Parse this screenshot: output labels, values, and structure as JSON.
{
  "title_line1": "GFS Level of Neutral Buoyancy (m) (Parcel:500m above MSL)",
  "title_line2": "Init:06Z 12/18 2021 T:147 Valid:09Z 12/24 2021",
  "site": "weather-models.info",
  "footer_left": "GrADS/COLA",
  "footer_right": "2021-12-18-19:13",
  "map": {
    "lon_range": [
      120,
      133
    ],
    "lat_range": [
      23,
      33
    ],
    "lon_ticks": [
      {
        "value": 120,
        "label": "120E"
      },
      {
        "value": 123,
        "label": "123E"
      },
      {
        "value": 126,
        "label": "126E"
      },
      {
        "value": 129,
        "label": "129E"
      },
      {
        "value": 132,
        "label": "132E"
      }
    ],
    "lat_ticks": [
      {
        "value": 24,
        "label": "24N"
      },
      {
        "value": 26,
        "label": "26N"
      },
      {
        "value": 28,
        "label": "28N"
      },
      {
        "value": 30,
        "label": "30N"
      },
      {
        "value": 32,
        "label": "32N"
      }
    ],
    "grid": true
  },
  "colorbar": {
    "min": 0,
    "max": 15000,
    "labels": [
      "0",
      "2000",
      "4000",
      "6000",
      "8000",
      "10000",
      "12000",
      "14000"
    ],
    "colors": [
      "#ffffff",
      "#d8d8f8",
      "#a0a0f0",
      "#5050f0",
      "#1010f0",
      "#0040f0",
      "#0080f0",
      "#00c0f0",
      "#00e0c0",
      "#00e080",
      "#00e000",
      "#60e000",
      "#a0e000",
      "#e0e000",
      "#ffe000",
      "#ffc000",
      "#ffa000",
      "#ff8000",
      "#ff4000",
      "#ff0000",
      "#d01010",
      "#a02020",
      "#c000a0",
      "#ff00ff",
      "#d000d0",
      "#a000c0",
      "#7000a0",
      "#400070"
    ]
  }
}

- - - -

### DIRECTIONS FOR THIS TASK
Make an exact copy of all the data.

### COMPLETE OUTPUT
Parse this screenshot: output labels, values, and structure as JSON.
{
  "title_line1": "GFS Level of Neutral Buoyancy (m) (Parcel:500m above MSL)",
  "title_line2": "Init:06Z 12/18 2021 T:147 Valid:09Z 12/24 2021",
  "site": "weather-models.info",
  "footer_left": "GrADS/COLA",
  "footer_right": "2021-12-18-19:13",
  "map": {
    "lon_range": [
      120,
      133
    ],
    "lat_range": [
      23,
      33
    ],
    "lon_ticks": [
      {
        "value": 120,
        "label": "120E"
      },
      {
        "value": 123,
        "label": "123E"
      },
      {
        "value": 126,
        "label": "126E"
      },
      {
        "value": 129,
        "label": "129E"
      },
      {
        "value": 132,
        "label": "132E"
      }
    ],
    "lat_ticks": [
      {
        "value": 24,
        "label": "24N"
      },
      {
        "value": 26,
        "label": "26N"
      },
      {
        "value": 28,
        "label": "28N"
      },
      {
        "value": 30,
        "label": "30N"
      },
      {
        "value": 32,
        "label": "32N"
      }
    ],
    "grid": true
  },
  "colorbar": {
    "min": 0,
    "max": 15000,
    "labels": [
      "0",
      "2000",
      "4000",
      "6000",
      "8000",
      "10000",
      "12000",
      "14000"
    ],
    "colors": [
      "#ffffff",
      "#d8d8f8",
      "#a0a0f0",
      "#5050f0",
      "#1010f0",
      "#0040f0",
      "#0080f0",
      "#00c0f0",
      "#00e0c0",
      "#00e080",
      "#00e000",
      "#60e000",
      "#a0e000",
      "#e0e000",
      "#ffe000",
      "#ffc000",
      "#ffa000",
      "#ff8000",
      "#ff4000",
      "#ff0000",
      "#d01010",
      "#a02020",
      "#c000a0",
      "#ff00ff",
      "#d000d0",
      "#a000c0",
      "#7000a0",
      "#400070"
    ]
  }
}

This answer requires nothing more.